Es ist ein Dienstag Ende Mai, der Wirtschaftsrat der CDU hat zu seinem
alljährlichen Höhepunkt geladen: dem „Wirtschaftstag“. Getagt wird unter
riesigen Kronleuchtern im Hotel Marriott, am Rande des Tiergartens im
Berliner Regierungsviertel. Vorstandschef*innen, Verbandsfunktionäre,
Politiker:innen und Unternehmer*innen sind der Einladung gefolgt.
Gemeinsam mit Astrid Hamker, der Präsidentin des Vereins, zieht der grüne
Wirtschaftsminister Robert Habeck in den Saal ein. [1][Die Bild wütet in
diesen Tagen fast täglich gegen Habecks „Heiz-Hammer“] – und die Union
auch.
Der Applaus der über 2.000 Gäste für Habeck verebbt schnell, es ist ruhig
im Saal – und der Weg bis zur Bühne weit. „Sie dürfen auch klatschen“, …
die Moderatorin beschwörend in die Stille hinein. Dann steht Astrid Hamker,
langes blondes Haar, Brille, blaues Kleid, am Redepult, links von ihr sitzt
Habeck auf dem Podium, ziemlich einsam an einem langen Tisch.
Hamker ist Gesellschafterin der Osnabrücker Piepenbrock-Gruppe, einem
Unternehmen mit über 27.000 MitarbeiterInnen und mehr als 600 Millionen
Euro Jahresumsatz. Und sie ist Präsidentin des Wirtschaftsrats. Auf der
Bühne holt sie jetzt den Holzhammer raus. Spricht von „Ernüchterung,
Enttäuschung, Verärgerung“. Die Ampel, vor allem aber Habeck, würde „die
Grundlagen unseres Wohlstands demontieren“. Eine „ideologiegetriebene
Politik“ betreiben, „die sich einzig und allein dem Klimaschutz, aber nicht
dem Wohl der deutschen Wirtschaft verpflichtet fühlt.“ Applaus. So geht es
weiter: Atomausstieg, Verbrenner-Aus, Heizungstausch – aus ihrer Sicht
macht Habeck alles falsch. Dass 16 Jahre lang die CDU an der Spitze der
Regierung stand und manches davon zu verantworten hat – dazu kein Wort.
Während Hamker im Saal des Marriott-Hotels verbal auf ihn eintrümmert,
[2][macht sich Habeck Notizen]. Als er das Wort erhält, outet Habeck sich
als Fan der sozialen Marktwirtschaft, zitiert Norbert Blüm. Die Stärke der
sozialen Marktwirtschaft sei die Fähigkeit, Widersprüche zu vereinen. Es
ist ein rhetorischer Ritt, der den Wirtschaftsrat bei seinen Wurzeln packt.

—————

ARBEITSAUFTRAG: Setze den Bericht über Habecks Auftritt beim Wirtschaftstag des CDU-Wirtschaftsrats im Anschluss an seinen letzten Satz fort.

—————

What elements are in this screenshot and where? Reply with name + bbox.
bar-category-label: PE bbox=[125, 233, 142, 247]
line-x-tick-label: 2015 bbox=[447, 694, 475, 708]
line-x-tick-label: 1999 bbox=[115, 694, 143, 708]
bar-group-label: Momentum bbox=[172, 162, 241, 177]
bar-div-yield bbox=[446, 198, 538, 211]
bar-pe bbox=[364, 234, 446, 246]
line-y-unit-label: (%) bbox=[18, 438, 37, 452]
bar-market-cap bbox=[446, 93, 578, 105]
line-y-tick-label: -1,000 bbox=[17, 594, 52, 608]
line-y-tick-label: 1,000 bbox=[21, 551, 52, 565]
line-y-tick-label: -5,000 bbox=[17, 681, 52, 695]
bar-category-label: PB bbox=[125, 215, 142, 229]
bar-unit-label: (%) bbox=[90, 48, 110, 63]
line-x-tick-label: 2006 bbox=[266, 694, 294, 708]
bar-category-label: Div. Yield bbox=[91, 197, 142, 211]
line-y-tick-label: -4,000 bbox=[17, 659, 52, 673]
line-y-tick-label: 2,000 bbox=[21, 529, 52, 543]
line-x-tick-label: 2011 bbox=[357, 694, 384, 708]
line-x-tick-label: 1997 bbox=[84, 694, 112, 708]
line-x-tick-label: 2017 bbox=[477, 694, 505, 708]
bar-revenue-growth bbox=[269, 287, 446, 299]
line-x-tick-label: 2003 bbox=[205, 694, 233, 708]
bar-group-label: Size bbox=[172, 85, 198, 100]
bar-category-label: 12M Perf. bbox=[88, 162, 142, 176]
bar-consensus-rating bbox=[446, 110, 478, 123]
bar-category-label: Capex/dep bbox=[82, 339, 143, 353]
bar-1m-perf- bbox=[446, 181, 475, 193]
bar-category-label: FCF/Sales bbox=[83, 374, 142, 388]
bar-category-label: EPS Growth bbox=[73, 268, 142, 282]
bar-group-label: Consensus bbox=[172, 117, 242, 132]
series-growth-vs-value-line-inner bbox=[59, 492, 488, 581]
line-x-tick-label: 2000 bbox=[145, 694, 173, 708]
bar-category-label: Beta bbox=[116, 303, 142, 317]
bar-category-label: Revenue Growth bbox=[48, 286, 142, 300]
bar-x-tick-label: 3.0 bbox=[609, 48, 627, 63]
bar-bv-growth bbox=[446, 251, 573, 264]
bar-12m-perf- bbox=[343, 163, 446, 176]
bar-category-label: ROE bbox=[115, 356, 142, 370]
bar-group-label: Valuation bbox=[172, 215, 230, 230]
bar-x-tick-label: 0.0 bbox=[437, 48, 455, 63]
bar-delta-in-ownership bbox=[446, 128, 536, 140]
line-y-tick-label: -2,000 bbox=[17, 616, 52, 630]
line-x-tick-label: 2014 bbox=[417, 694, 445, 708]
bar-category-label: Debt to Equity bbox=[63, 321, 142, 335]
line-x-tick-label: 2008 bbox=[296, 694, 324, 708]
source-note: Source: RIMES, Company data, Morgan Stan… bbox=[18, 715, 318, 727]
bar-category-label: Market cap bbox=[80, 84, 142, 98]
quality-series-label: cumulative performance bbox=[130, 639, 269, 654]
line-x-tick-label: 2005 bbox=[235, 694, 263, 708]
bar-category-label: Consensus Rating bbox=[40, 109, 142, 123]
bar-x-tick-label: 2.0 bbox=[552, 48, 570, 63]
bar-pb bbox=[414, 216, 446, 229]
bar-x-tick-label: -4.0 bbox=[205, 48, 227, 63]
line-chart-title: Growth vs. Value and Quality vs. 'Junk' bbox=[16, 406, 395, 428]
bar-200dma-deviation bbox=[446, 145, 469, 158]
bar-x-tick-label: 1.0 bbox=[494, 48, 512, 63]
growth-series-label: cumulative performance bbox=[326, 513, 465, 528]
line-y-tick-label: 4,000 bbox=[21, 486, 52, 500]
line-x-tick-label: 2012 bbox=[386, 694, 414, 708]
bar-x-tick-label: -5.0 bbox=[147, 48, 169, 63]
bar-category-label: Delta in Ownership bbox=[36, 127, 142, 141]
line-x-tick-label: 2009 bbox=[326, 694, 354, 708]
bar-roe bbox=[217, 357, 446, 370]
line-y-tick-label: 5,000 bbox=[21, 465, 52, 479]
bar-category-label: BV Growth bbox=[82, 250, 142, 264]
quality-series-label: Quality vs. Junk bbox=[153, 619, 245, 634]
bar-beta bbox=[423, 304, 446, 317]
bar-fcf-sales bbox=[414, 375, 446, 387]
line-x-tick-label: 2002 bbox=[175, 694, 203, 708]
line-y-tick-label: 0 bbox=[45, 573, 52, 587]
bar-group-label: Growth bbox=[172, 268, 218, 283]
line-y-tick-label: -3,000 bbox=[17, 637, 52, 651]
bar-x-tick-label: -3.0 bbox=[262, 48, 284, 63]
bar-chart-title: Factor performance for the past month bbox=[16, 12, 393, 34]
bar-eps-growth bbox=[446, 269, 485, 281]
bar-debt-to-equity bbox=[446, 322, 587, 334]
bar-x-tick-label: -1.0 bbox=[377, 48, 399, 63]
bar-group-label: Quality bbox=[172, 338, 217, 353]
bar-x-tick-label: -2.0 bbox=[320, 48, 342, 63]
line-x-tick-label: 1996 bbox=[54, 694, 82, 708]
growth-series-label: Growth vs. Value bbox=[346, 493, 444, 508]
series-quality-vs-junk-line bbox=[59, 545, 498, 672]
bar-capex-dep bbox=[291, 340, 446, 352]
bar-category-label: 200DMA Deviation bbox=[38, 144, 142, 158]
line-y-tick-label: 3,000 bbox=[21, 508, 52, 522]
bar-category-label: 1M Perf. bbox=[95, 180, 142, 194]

—————

LÖSUNG ZUR AUFGABE:
Habeck fordert „Lauterkeit der Argumente“ und sagt, in der Kritik der
letzten Tage, Wochen und Monate sei einiges nicht durchdacht worden – was
auch für die Worte der Präsidentin gelte.
Habeck wird mit Applaus verabschiedet. Doch an diesem Tag treffen Welten
aufeinander.
In weniger als 22 Jahren soll Deutschland klimaneutral sein, die
Auseinandersetzungen darum nehmen an Schärfe zu. Die Grünen verweisen auf
„16 Jahre Stillstand“ – die Klimabilanz der Union sei der Grund, dass heu…
alles schwieriger ist, als es sein könnte.
Die Bewahrung der Schöpfung sei ein „urkonservatives Thema, das sich die
Union seit je auf die Fahne geschrieben hat“, heißt es bei der Union gern.
Doch der Parteivorsitzende Friedrich Merz findet, Klimaschutz dürfe „nicht
verabsolutiert“ werden, während in Kanada die Wälder brennen und
Südfrankreich kein Wasser mehr hat. Und das zieht: In der Sonntagsfrage
kommt die Union mit 29 Prozent auf Platz 1.
Die Partei verweist gern darauf, dass es die CDUlerin Angela Merkel war,
die 1997 als Umweltministerin den Verhandlungen für das Kyoto-Protokoll zum
Durchbruch verhalf. Und es war die von ihr geführte Große Koalition, die
das Pariser Klimaschutzabkommen 2015 vorantrieb und beschloss – ebenso wie
das Klimaschutzgesetz, das CO2-Neutralität bis 2045 vorsieht.
Doch die Bilanz ist eine andere. Ob Kohleausstieg, Verkehrswende,
Erneuerbare, Landwirtschaft: Die Union stellte seit 2005 viele der
zuständigen Minister *innen – und blockierte den Klimaschutz, verschleppte
ihn oder blieb untätig. Und das kommt nicht von ungefähr. Ihre Politik wird
seit Jahrzehnten von Menschen mitbestimmt, die Klimaschutz aus
wirtschaftlichen Interessen oder ideologischen Gründen sabotieren.
## Der Wirtschaftsrat
[3][Der Wirtschaftsrat] ist dabei ein wichtiger Akteur. Seine Präsidentin
Hamker und Friedrich Merz kennen sich gut. Bevor Merz Parteichef wurde, war
er Hamkers Stellvertreter im Wirtschaftsrat und saß im Präsidium. Das
aktuelle Ziel der Lobbyorganisation steht ganz im Einklang mit jenem der
CDU: das Gebäudeenergiegesetz zu verhindern. „Das Gesetz muss komplett neu
geschrieben werden“, sagt Hamker.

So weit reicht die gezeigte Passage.